PROVIDED MATERIAL:
........

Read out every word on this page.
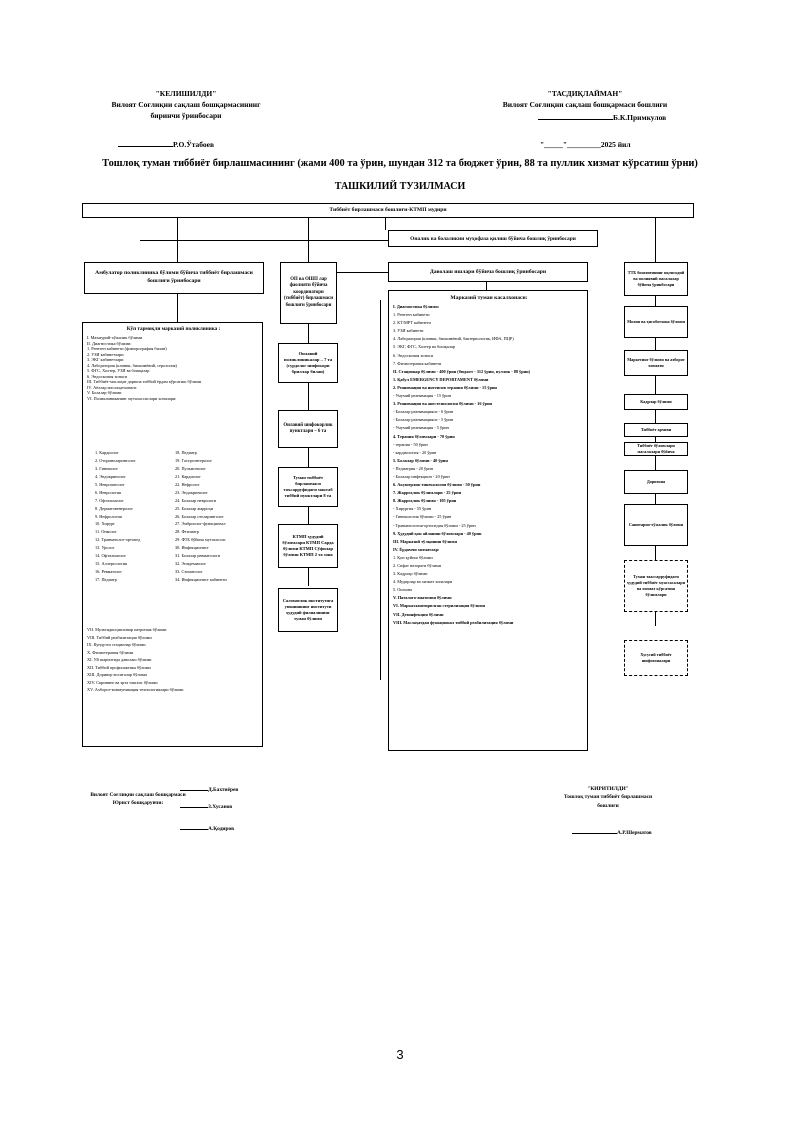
"КЕЛИШИЛДИ"
Вилоят Соғлиқни сақлаш бошқармасининг
биринчи ўринбосари
Р.О.Ўтабоев
"ТАСДИҚЛАЙМАН"
Вилоят Соғлиқни сақлаш бошқармаси бошлиғи
Б.К.Примкулов
"_____"_________2025 йил
Тошлоқ туман тиббиёт бирлашмасининг (жами 400 та ўрин, шундан 312 та бюджет ўрин, 88 та пуллик хизмат кўрсатиш ўрни)
ТАШКИЛИЙ ТУЗИЛМАСИ
Тиббиёт бирлашмаси бошлиғи-КТМП мудири
Оналик ва болаликни муҳофаза қилиш бўйича бошлиқ ўринбосари
Амбулатор поликлиника бўлими бўйича тиббиёт бирлашмаси бошлиғи ўринбосари	ОП ва ОШП лар фаолияти бўйича координатори (тиббиёт) бирлашмаси бошлиғи ўринбосари
Даволаш ишлари бўйича бошлиқ ўринбосари
Кўп тармоқли марказий поликлиника :
I. Маъмурий-хўжалик бўлими
II. Диагностика бўлими:
1. Рентген кабинети (флюорография билан)
2. УЗИ кабинетлари
3. ЭКГ кабинетлари
4. Лаборатория (клиник, биокимёвий, серология)
5. ФГС, Холтер, УЗИ ва бошқалар
6. Эндоскопия хонаси
III. Тиббиёт-маслаҳат дарвоза тиббий ёрдам кўрсатиш бўлими
IV. Аёллар маслаҳатхонаси
V. Болалар бўлими
VI. Поликлиниканинг мутахассислари хоналари:
1. Кардиолог
2. Оториноларинголог
3. Гинеколог
4. Эндокринолог
5. Невропатолог
6. Неврология
7. Офтальмолог
8. Дерматовенеролог
9. Нефрология
10. Хирург
11. Онколог
12. Травматолог-ортопед
13. Уролог
14. Офтальмолог
15. Аллергология
16. Ревматолог
17. Педиатр
18. Педиатр
19. Гастроэнтеролог
20. Пульмонолог
21. Кардиолог
22. Нефролог
23. Эндокринолог
24. Болалар неврологи
25. Болалар жарроҳи
26. Болалар отоларинголог
27. Эмбриолог-функционал
28. Фтизиатр
29. ФТБ бўйича мутахассис
30. Инфекционист
31. Болалар ревматологи
32. Эпидемиолог
33. Стоматолог
34. Инфекционист кабинети
VII. Мультидисциплинар патронаж бўлими
VIII. Тиббий реабилитация бўлими
IX. Кундузги стационар бўлими
X. Физиотерапия бўлими
XI. Уй шароитида даволаш бўлими
XII. Тиббий профилактика бўлими
XIII. Доривор воситалар бўлими
XIV. Скрининг ва эрта ташхис бўлими
XV. Ахборот-коммуникация технологиялари бўлими
Оилавий поликлиникалар – 7 та (сурдолог шифокори бриллар билан)
Оилавий шифокорлик пунктлари – 6 та
Туман тиббиёт бирлашмаси таъсарруфидаги мактаб тиббий пунктлари 8 та
КТМП ҳудудий бўлимлари КТМП Сарда бўлими КТМП Сўфилар бўлими КТМП 2 та зона
Саломатлик институтига уюшишнинг институти ҳудудий филиалининг туман бўлими
Марказий туман касалхонаси:
I. Диагностика бўлими:
1. Рентген кабинети
2. КТ/МРТ кабинети
3. УЗИ кабинети
4. Лаборатория (клиник, биокимёвий, бактериологик, ИФА, ПЦР)
5. ЭКГ, ФГС, Холтер ва бошқалар
6. Эндоскопия хонаси
7. Физиотерапия кабинети
II. Стационар бўлими - 400 ўрин (бюджет - 312 ўрин, пуллик - 88 ўрин)
1. Қабул EMERGENCY DEPORTAMENT бўлими
2. Реанимация ва интенсив терапия бўлими - 15 ўрин
- Умумий реанимация - 15 ўрин
3. Реанимация ва анестезиология бўлими - 16 ўрин
- Болалар реанимацияси - 6 ўрин
- Болалар реанимацияси - 5 ўрин
- Умумий реанимация - 5 ўрин
4. Терапия бўлимлари - 70 ўрин
- терапия - 50 ўрин
- кардиология - 20 ўрин
5. Болалар бўлими - 40 ўрин
- Педиатрия - 20 ўрин
- Болалар инфекцион - 20 ўрин
6. Акушерлик-гинекология бўлими - 50 ўрин
7. Жарроҳлик бўлимлари - 25 ўрин
8. Жарроҳлик бўлими - 105 ўрин
- Хирургия - 55 ўрин
- Гинекология бўлими - 25 ўрин
- Травматология-ортопедия бўлими - 25 ўрин
9. Ҳудудий қон айланиш бўлимлари - 40 ўрин
III. Марказий тўлқиниш бўлими
IV. Ёрдамчи хизматлар:
1. Қон қуйиш бўлими
2. Сифат назорати бўлими
3. Кадрлар бўлими
4. Мудирлар ва хизмат хоналари
5. Ошхона
V. Паталого-анатомия бўлими
VI. Марказлаштирилган стерилизация бўлими
VII. Дезинфекция бўлими
VIII. Маслаҳатдан функционал тиббий реабилитация бўлими
ТТБ бошлиғининг иқтисодий ва молиявий масалалар бўйича ўринбосари
Молия ва ҳисоботхона бўлими
Маркетинг бўлими ва ахборот хизмати
Кадрлар бўлими
Тиббиёт архиви
Тиббиёт бўлимлари масалалари бўйича
Дорихона
Санитарно-хўжалик бўлими
Туман таассарруфидаги ҳудудий тиббиёт муассасалари ва хизмат кўрсатиш бўлимлари
Хусусий тиббиёт шифохоналари
Вилоят Соғлиқни сақлаш бошқармаси Юрист бошқарувчи:
Д.Бахтиёрев
З.Хусанов
А.Қодиров
"КИРИТИЛДИ"
Тошлоқ туман тиббиёт бирлашмаси
бошлиғи
А.Р.Шерматов
3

........

Only lines with the word "функционал" should be collected from the material.

27. Эмбриолог-функционал
VIII. Маслаҳатдан функционал тиббий реабилитация бўлими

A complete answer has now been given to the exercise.